### TASK GOAL:
Search the listing below for "where". Copy each matching line.
*** EXERCISE MATERIALS
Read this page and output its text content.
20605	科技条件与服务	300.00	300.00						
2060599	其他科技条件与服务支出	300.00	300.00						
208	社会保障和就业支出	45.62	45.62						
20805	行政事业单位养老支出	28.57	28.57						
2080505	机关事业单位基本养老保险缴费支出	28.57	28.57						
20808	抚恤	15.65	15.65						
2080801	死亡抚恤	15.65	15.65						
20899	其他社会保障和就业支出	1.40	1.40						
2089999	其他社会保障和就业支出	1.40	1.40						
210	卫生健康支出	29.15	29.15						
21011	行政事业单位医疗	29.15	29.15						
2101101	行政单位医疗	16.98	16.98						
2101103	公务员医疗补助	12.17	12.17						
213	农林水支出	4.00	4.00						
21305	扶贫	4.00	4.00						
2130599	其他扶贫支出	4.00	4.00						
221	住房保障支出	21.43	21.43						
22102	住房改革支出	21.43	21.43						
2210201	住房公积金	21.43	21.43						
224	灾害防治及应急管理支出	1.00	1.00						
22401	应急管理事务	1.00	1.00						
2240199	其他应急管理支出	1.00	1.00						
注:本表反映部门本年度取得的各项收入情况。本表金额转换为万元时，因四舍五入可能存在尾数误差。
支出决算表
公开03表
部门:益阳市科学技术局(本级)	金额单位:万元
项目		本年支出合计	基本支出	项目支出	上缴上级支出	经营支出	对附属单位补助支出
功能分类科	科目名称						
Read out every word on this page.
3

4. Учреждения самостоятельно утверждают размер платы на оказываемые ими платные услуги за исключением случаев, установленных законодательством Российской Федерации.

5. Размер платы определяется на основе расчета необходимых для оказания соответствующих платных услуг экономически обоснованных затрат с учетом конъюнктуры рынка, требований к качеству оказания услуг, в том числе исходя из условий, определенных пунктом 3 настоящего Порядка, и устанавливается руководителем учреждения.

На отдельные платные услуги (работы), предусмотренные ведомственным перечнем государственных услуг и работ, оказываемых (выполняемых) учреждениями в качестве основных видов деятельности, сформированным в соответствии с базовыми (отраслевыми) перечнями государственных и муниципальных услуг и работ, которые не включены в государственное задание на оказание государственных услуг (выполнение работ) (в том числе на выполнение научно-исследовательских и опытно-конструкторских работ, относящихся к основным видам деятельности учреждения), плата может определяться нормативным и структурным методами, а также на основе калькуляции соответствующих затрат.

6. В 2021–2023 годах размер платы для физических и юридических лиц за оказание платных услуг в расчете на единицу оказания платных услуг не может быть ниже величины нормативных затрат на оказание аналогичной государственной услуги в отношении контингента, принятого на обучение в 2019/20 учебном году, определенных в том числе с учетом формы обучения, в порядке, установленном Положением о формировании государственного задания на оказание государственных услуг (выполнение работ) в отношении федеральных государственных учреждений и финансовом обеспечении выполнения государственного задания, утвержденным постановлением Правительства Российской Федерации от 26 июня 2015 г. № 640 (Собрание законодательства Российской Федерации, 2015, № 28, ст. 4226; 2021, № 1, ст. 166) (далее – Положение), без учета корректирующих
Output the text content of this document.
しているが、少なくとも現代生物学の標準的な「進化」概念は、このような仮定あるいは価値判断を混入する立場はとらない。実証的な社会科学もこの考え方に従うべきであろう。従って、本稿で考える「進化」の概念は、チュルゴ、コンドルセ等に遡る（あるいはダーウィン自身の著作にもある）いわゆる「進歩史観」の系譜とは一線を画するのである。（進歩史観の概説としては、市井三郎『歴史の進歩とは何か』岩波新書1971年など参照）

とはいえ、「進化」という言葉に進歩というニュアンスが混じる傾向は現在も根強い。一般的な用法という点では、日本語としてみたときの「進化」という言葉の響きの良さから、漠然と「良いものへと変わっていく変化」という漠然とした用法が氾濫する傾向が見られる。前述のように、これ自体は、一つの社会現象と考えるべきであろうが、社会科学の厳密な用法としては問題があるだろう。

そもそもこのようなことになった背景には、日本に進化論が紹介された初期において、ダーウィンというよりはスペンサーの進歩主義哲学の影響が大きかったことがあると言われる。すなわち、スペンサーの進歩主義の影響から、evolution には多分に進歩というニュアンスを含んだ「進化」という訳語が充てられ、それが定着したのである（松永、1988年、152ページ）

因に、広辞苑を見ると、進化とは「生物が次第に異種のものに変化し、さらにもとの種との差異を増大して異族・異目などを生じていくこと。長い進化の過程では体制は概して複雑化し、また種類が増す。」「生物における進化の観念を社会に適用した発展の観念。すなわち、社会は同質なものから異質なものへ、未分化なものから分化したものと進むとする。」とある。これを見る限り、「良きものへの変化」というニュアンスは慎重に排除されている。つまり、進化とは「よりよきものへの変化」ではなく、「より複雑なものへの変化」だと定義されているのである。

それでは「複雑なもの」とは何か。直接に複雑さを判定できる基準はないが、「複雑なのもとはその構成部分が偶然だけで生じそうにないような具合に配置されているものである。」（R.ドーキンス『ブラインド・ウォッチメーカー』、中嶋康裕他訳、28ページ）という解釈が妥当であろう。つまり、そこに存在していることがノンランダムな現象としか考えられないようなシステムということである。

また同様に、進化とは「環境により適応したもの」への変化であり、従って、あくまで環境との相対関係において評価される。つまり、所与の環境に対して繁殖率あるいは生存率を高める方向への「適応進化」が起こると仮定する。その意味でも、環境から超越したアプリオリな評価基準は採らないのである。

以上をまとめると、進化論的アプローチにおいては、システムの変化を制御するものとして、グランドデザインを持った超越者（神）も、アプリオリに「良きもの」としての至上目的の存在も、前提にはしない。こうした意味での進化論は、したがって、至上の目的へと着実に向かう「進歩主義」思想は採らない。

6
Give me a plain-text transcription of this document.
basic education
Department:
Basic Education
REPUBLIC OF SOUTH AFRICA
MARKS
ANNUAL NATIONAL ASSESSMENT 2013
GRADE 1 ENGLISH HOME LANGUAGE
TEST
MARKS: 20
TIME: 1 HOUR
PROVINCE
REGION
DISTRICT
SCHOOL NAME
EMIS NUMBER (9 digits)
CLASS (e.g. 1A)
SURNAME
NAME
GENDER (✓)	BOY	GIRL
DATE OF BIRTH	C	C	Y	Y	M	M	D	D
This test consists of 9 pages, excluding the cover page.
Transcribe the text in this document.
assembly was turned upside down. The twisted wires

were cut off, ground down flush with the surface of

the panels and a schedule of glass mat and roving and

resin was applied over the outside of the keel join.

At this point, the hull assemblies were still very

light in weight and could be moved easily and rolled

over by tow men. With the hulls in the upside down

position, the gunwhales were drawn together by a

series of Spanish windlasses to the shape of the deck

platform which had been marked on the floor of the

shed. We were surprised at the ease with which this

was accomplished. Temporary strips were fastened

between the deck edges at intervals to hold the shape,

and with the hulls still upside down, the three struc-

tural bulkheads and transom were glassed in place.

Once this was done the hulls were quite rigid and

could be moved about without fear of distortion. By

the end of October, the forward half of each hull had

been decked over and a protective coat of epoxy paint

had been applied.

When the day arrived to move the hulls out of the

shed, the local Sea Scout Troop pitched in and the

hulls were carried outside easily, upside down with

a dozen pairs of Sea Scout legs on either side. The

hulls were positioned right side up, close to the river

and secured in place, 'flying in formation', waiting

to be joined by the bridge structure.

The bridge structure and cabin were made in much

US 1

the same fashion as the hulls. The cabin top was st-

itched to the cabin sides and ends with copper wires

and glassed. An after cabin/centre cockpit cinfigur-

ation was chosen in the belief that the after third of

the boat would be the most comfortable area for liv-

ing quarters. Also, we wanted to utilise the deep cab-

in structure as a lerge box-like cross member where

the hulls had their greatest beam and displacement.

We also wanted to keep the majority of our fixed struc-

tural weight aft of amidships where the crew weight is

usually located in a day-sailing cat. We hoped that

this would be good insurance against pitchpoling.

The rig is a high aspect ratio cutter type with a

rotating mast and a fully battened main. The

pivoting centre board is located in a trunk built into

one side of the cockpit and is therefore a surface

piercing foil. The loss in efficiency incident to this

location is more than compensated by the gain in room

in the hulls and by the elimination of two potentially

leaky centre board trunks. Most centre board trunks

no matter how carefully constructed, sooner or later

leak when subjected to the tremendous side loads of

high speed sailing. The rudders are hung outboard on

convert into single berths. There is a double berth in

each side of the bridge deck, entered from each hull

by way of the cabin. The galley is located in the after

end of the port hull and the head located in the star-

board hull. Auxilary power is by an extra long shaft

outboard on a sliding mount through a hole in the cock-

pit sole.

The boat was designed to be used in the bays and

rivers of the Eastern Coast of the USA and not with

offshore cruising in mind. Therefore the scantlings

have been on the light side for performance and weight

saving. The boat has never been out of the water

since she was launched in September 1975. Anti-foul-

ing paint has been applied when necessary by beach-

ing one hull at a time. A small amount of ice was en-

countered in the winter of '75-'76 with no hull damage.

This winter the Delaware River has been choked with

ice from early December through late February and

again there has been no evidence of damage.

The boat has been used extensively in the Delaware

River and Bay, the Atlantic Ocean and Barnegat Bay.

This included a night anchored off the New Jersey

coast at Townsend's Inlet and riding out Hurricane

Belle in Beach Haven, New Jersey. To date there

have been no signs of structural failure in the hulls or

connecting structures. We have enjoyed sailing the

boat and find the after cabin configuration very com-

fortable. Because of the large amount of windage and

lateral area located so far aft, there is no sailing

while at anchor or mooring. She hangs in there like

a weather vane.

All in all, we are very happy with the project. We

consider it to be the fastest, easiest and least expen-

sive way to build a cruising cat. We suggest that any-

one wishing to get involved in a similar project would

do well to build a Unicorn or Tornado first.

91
******
### COMPLETE RESPONSE:
in structure as a lerge box-like cross member where
tural weight aft of amidships where the crew weight is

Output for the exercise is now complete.